### The request
Every line below should be copied exactly; drop the pictures.

## start Records supplied

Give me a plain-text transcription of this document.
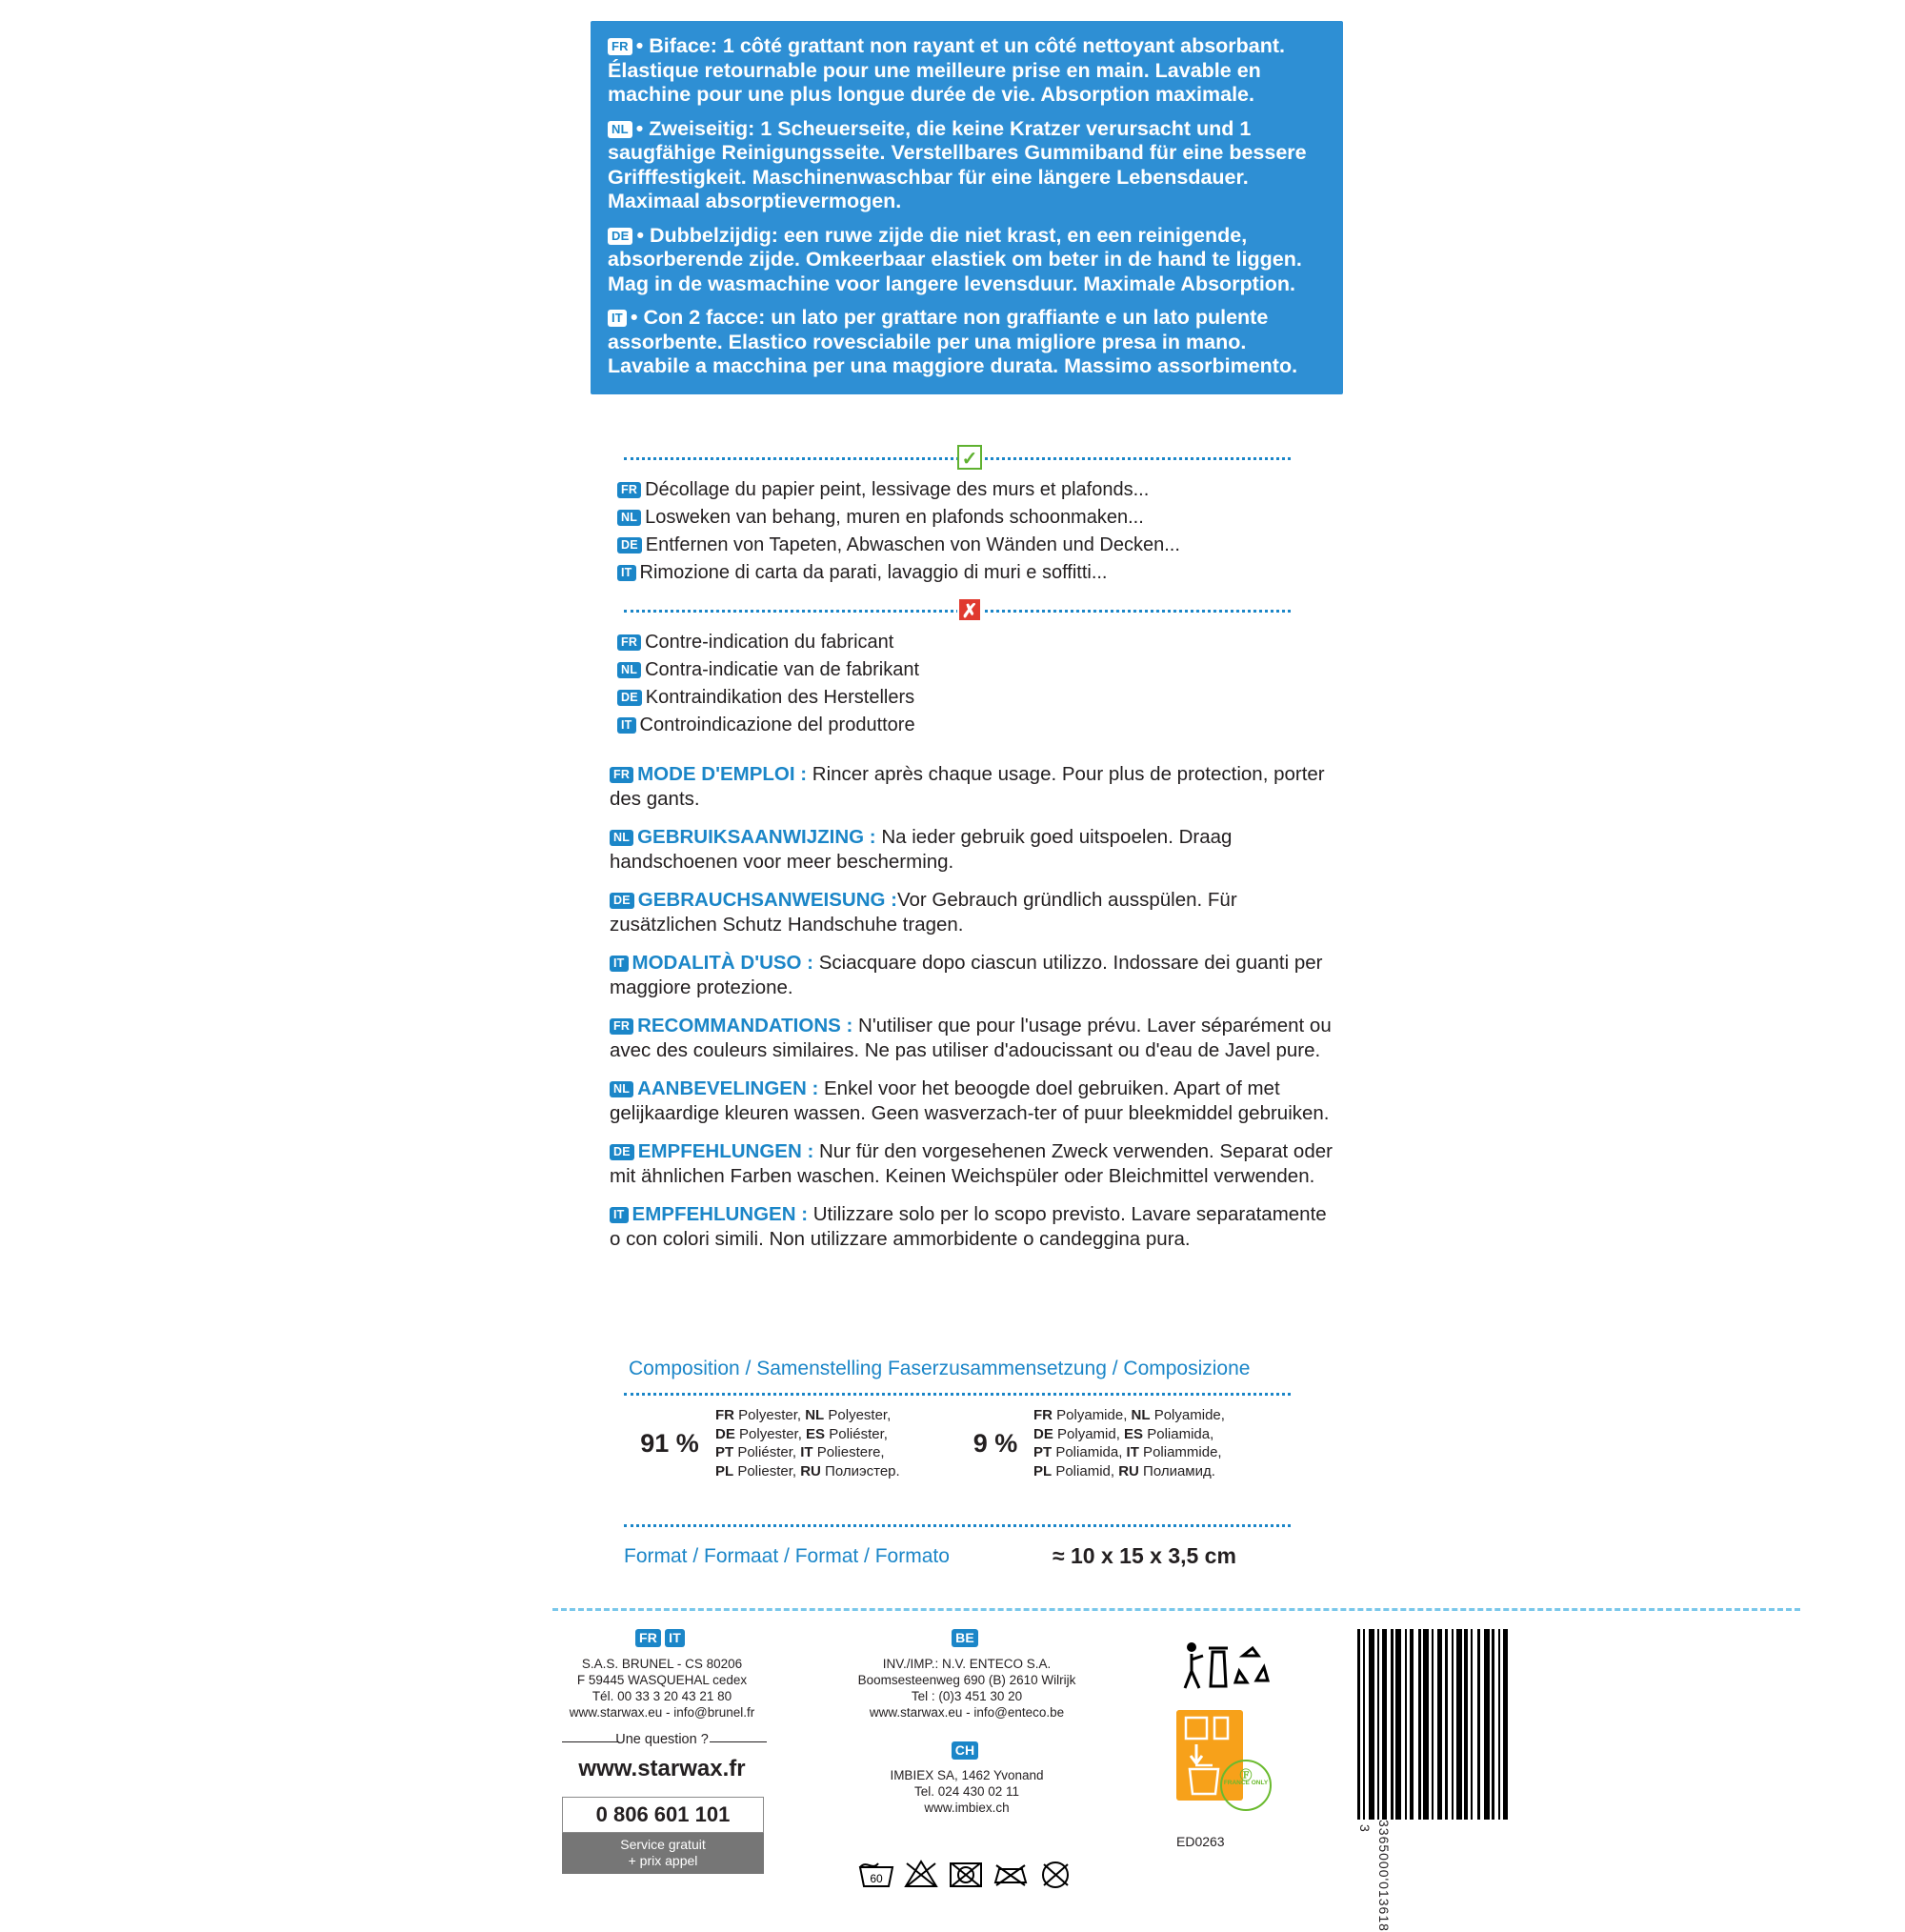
FR • Biface: 1 côté grattant non rayant et un côté nettoyant absorbant. Élastique retournable pour une meilleure prise en main. Lavable en machine pour une plus longue durée de vie. Absorption maximale.

NL • Zweiseitig: 1 Scheuerseite, die keine Kratzer verursacht und 1 saugfähige Reinigungsseite. Verstellbares Gummiband für eine bessere Grifffestigkeit. Maschinenwaschbar für eine längere Lebensdauer. Maximaal absorptievermogen.

DE • Dubbelzijdig: een ruwe zijde die niet krast, en een reinigende, absorberende zijde. Omkeerbaar elastiek om beter in de hand te liggen. Mag in de wasmachine voor langere levensduur. Maximale Absorption.

IT • Con 2 facce: un lato per grattare non graffiante e un lato pulente assorbente. Elastico rovesciabile per una migliore presa in mano. Lavabile a macchina per una maggiore durata. Massimo assorbimento.

✓
FR Décollage du papier peint, lessivage des murs et plafonds...
NL Losweken van behang, muren en plafonds schoonmaken...
DE Entfernen von Tapeten, Abwaschen von Wänden und Decken...
IT Rimozione di carta da parati, lavaggio di muri e soffitti...
✗
FR Contre-indication du fabricant
NL Contra-indicatie van de fabrikant
DE Kontraindikation des Herstellers
IT Controindicazione del produttore
FR MODE D'EMPLOI : Rincer après chaque usage. Pour plus de protection, porter des gants.
NL GEBRUIKSAANWIJZING : Na ieder gebruik goed uitspoelen. Draag handschoenen voor meer bescherming.
DE GEBRAUCHSANWEISUNG :Vor Gebrauch gründlich ausspülen. Für zusätzlichen Schutz Handschuhe tragen.
IT MODALITÀ D'USO : Sciacquare dopo ciascun utilizzo. Indossare dei guanti per maggiore protezione.
FR RECOMMANDATIONS : N'utiliser que pour l'usage prévu. Laver séparément ou avec des couleurs similaires. Ne pas utiliser d'adoucissant ou d'eau de Javel pure.
NL AANBEVELINGEN : Enkel voor het beoogde doel gebruiken. Apart of met gelijkaardige kleuren wassen. Geen wasverzach-ter of puur bleekmiddel gebruiken.
DE EMPFEHLUNGEN : Nur für den vorgesehenen Zweck verwenden. Separat oder mit ähnlichen Farben waschen. Keinen Weichspüler oder Bleichmittel verwenden.
IT EMPFEHLUNGEN : Utilizzare solo per lo scopo previsto. Lavare separatamente o con colori simili. Non utilizzare ammorbidente o candeggina pura.
Composition / Samenstelling Faserzusammensetzung / Composizione
91 %
FR Polyester, NL Polyester,
DE Polyester, ES Poliéster,
PT Poliéster, IT Poliestere,
PL Poliester, RU Полиэстер.
9 %
FR Polyamide, NL Polyamide,
DE Polyamid, ES Poliamida,
PT Poliamida, IT Poliammide,
PL Poliamid, RU Полиамид.
Format / Formaat / Format / Formato	≈ 10 x 15 x 3,5 cm
FR IT
S.A.S. BRUNEL - CS 80206
F 59445 WASQUEHAL cedex
Tél. 00 33 3 20 43 21 80
www.starwax.eu - info@brunel.fr
Une question ?
www.starwax.fr
0 806 601 101
Service gratuit
+ prix appel
BE
INV./IMP.: N.V. ENTECO S.A.
Boomsesteenweg 690 (B) 2610 Wilrijk
Tel : (0)3 451 30 20
www.starwax.eu - info@enteco.be
CH
IMBIEX SA, 1462 Yvonand
Tel. 024 430 02 11
www.imbiex.ch
60
Ⓕ
FRANCE ONLY
ED0263	3365000'013618
3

## end Records supplied

### Result
Give me a plain-text transcription of this document.
FR • Biface: 1 côté grattant non rayant et un côté nettoyant absorbant. Élastique retournable pour une meilleure prise en main. Lavable en machine pour une plus longue durée de vie. Absorption maximale.

NL • Zweiseitig: 1 Scheuerseite, die keine Kratzer verursacht und 1 saugfähige Reinigungsseite. Verstellbares Gummiband für eine bessere Grifffestigkeit. Maschinenwaschbar für eine längere Lebensdauer. Maximaal absorptievermogen.

DE • Dubbelzijdig: een ruwe zijde die niet krast, en een reinigende, absorberende zijde. Omkeerbaar elastiek om beter in de hand te liggen. Mag in de wasmachine voor langere levensduur. Maximale Absorption.

IT • Con 2 facce: un lato per grattare non graffiante e un lato pulente assorbente. Elastico rovesciabile per una migliore presa in mano. Lavabile a macchina per una maggiore durata. Massimo assorbimento.

✓
FR Décollage du papier peint, lessivage des murs et plafonds...
NL Losweken van behang, muren en plafonds schoonmaken...
DE Entfernen von Tapeten, Abwaschen von Wänden und Decken...
IT Rimozione di carta da parati, lavaggio di muri e soffitti...
✗
FR Contre-indication du fabricant
NL Contra-indicatie van de fabrikant
DE Kontraindikation des Herstellers
IT Controindicazione del produttore
FR MODE D'EMPLOI : Rincer après chaque usage. Pour plus de protection, porter des gants.
NL GEBRUIKSAANWIJZING : Na ieder gebruik goed uitspoelen. Draag handschoenen voor meer bescherming.
DE GEBRAUCHSANWEISUNG :Vor Gebrauch gründlich ausspülen. Für zusätzlichen Schutz Handschuhe tragen.
IT MODALITÀ D'USO : Sciacquare dopo ciascun utilizzo. Indossare dei guanti per maggiore protezione.
FR RECOMMANDATIONS : N'utiliser que pour l'usage prévu. Laver séparément ou avec des couleurs similaires. Ne pas utiliser d'adoucissant ou d'eau de Javel pure.
NL AANBEVELINGEN : Enkel voor het beoogde doel gebruiken. Apart of met gelijkaardige kleuren wassen. Geen wasverzach-ter of puur bleekmiddel gebruiken.
DE EMPFEHLUNGEN : Nur für den vorgesehenen Zweck verwenden. Separat oder mit ähnlichen Farben waschen. Keinen Weichspüler oder Bleichmittel verwenden.
IT EMPFEHLUNGEN : Utilizzare solo per lo scopo previsto. Lavare separatamente o con colori simili. Non utilizzare ammorbidente o candeggina pura.
Composition / Samenstelling Faserzusammensetzung / Composizione
91 %
FR Polyester, NL Polyester,
DE Polyester, ES Poliéster,
PT Poliéster, IT Poliestere,
PL Poliester, RU Полиэстер.
9 %
FR Polyamide, NL Polyamide,
DE Polyamid, ES Poliamida,
PT Poliamida, IT Poliammide,
PL Poliamid, RU Полиамид.
Format / Formaat / Format / Formato	≈ 10 x 15 x 3,5 cm
FR IT
S.A.S. BRUNEL - CS 80206
F 59445 WASQUEHAL cedex
Tél. 00 33 3 20 43 21 80
www.starwax.eu - info@brunel.fr
Une question ?
www.starwax.fr
0 806 601 101
Service gratuit
+ prix appel
BE
INV./IMP.: N.V. ENTECO S.A.
Boomsesteenweg 690 (B) 2610 Wilrijk
Tel : (0)3 451 30 20
www.starwax.eu - info@enteco.be
CH
IMBIEX SA, 1462 Yvonand
Tel. 024 430 02 11
www.imbiex.ch
60
Ⓕ
FRANCE ONLY
ED0263	3365000'013618
3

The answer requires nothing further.